Exercise brief >>
From the records below, copy every line that contains the word "this".

(Dataset entries on figures)
** Start **
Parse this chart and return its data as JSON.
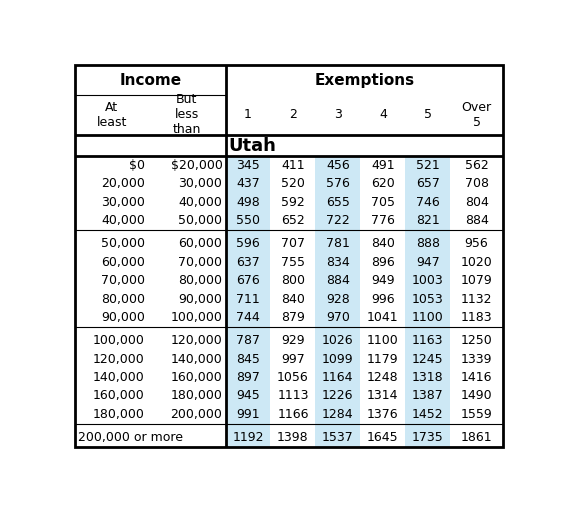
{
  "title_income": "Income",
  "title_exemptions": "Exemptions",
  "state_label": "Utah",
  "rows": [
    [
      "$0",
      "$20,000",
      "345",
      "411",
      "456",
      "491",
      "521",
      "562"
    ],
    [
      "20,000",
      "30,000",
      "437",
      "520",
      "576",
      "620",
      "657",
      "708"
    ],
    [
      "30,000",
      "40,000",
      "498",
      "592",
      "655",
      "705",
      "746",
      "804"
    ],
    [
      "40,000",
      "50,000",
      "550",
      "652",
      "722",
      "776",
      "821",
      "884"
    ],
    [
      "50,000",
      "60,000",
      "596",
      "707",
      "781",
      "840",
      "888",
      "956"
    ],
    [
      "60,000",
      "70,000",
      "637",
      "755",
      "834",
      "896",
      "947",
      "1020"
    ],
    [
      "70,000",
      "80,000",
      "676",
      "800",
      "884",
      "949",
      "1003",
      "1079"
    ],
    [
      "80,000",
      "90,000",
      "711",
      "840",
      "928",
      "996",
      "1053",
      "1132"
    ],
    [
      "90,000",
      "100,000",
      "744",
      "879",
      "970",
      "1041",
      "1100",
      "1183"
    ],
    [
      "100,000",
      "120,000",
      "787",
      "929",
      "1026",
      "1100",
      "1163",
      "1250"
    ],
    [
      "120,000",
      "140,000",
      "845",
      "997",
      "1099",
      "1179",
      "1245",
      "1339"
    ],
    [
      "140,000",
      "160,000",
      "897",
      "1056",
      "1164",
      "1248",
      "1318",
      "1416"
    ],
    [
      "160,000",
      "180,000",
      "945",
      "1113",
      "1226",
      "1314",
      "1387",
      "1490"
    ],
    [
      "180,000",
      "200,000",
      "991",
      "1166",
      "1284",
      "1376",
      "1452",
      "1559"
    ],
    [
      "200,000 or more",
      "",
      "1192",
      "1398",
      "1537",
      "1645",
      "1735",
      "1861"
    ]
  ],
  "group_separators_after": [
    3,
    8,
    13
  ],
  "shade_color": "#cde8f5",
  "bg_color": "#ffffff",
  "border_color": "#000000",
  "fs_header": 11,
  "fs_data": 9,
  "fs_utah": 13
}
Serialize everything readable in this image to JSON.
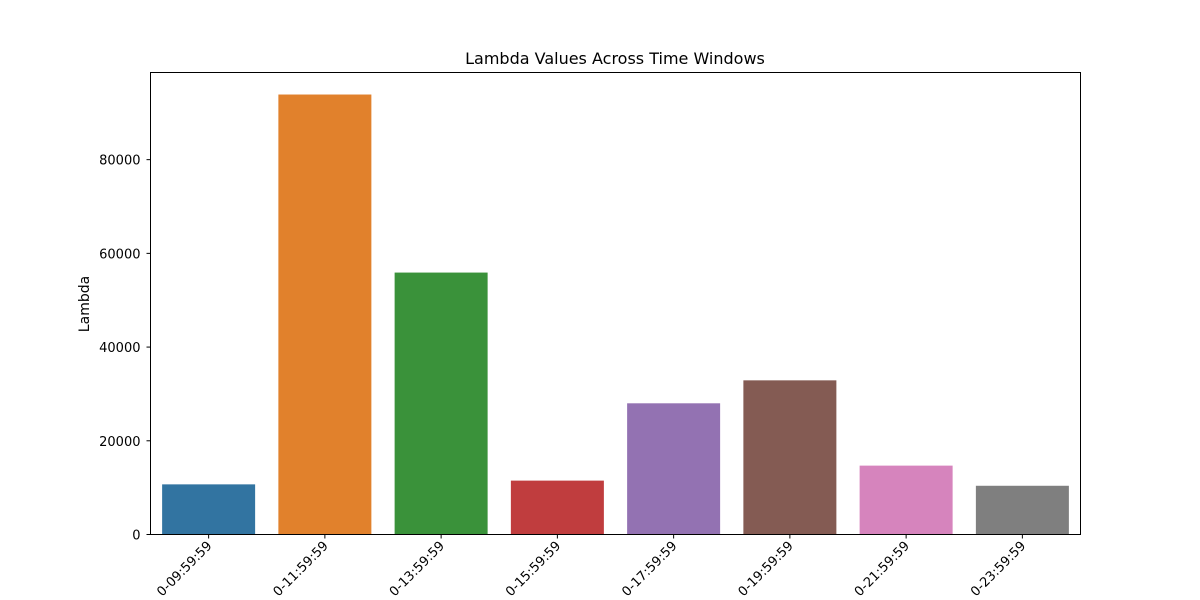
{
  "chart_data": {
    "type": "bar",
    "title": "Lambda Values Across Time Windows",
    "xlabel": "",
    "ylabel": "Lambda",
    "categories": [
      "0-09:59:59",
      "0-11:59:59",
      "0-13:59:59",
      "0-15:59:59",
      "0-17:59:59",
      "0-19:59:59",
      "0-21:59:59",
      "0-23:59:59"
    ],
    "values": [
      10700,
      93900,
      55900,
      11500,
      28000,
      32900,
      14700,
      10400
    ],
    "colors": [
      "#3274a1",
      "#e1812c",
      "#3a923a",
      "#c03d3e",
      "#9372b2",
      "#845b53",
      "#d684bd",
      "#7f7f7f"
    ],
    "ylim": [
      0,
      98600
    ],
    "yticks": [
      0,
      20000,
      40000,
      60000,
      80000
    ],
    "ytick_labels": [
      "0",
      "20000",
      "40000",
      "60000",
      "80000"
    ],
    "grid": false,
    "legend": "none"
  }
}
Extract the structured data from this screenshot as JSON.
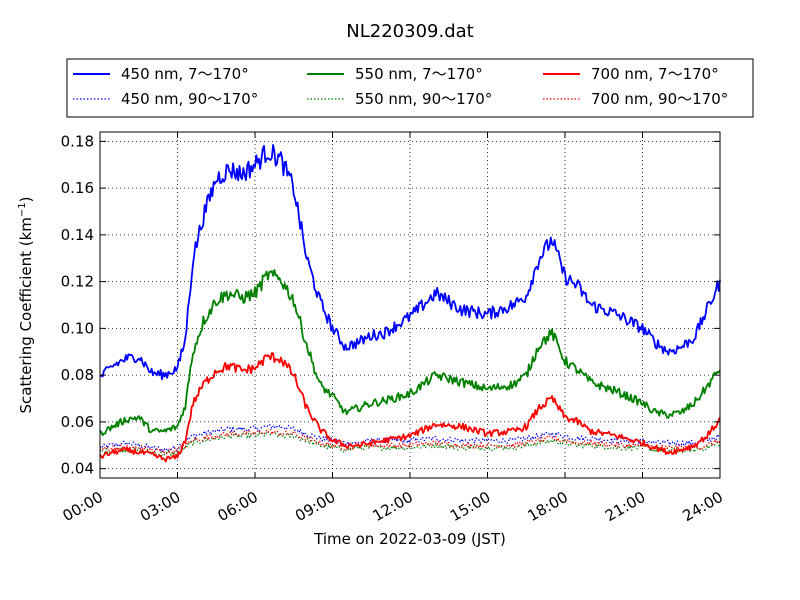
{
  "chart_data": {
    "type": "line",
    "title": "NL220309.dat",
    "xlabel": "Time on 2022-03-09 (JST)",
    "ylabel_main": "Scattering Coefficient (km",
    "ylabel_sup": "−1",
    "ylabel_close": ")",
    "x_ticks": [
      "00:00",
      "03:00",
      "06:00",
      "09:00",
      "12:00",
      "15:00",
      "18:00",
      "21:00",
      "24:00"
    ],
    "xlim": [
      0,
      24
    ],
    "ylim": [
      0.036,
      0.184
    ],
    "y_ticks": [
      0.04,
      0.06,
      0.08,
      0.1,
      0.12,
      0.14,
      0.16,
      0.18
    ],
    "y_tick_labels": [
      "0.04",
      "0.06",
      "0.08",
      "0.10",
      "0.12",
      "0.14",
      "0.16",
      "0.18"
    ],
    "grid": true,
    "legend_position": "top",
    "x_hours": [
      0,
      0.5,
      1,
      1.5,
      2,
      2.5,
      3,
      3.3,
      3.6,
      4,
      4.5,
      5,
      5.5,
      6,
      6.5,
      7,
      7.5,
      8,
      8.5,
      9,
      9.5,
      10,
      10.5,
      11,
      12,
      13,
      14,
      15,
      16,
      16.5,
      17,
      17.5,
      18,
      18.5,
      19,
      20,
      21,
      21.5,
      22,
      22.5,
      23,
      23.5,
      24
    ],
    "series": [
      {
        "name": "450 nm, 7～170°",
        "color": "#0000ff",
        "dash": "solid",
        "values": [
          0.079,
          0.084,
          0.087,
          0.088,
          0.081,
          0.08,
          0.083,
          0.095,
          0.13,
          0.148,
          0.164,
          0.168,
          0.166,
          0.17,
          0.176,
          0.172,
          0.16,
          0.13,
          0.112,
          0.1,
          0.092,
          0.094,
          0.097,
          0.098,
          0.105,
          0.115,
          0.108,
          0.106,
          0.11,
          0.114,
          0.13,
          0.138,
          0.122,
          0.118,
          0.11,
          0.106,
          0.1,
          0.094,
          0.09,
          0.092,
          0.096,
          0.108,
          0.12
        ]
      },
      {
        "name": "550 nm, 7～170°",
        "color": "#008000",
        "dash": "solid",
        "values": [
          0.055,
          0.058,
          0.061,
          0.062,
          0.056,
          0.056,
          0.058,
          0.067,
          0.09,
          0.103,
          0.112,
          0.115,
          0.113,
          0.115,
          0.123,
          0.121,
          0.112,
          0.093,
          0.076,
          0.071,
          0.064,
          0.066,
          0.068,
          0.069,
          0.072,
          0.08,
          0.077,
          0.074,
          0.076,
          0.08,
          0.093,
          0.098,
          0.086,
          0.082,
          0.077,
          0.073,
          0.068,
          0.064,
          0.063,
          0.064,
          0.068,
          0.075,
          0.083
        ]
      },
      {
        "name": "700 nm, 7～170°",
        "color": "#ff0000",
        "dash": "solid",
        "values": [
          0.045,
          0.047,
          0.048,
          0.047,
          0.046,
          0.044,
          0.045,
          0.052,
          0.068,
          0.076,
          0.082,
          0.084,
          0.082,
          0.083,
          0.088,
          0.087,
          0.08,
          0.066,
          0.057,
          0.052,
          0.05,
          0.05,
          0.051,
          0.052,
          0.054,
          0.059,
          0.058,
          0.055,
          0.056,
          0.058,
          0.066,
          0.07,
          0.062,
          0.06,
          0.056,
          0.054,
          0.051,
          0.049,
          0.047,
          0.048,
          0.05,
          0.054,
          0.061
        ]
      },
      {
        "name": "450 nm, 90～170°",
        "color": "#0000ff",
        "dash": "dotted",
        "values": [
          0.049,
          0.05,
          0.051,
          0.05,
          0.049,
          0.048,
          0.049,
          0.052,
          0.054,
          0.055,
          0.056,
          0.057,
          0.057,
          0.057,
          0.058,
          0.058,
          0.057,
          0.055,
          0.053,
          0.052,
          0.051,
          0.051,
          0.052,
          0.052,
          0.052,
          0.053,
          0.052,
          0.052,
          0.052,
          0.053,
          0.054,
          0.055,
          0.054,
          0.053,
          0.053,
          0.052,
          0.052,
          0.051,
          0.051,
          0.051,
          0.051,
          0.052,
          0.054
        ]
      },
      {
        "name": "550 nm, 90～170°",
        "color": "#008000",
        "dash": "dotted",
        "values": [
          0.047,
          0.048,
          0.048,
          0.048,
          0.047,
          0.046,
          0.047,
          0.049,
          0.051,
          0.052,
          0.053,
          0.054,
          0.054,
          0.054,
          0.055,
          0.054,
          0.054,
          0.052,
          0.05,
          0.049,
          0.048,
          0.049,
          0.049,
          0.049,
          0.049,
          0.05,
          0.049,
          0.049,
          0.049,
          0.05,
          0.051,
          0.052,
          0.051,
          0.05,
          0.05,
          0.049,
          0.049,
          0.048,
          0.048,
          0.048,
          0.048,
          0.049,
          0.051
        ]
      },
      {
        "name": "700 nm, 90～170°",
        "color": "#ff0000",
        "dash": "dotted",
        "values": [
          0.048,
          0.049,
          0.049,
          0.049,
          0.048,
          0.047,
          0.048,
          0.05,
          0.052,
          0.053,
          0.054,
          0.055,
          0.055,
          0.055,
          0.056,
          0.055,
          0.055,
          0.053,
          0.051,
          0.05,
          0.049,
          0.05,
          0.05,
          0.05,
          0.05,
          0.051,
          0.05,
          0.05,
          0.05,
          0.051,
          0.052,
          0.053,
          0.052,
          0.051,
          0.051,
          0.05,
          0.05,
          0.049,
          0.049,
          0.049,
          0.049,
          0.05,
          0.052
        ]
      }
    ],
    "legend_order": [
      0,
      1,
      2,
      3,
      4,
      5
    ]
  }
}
** End **
Result below >>
Parse this chart and return its data as JSON.
Serialize everything readable in this image to JSON.
Extract the structured data from this screenshot as JSON.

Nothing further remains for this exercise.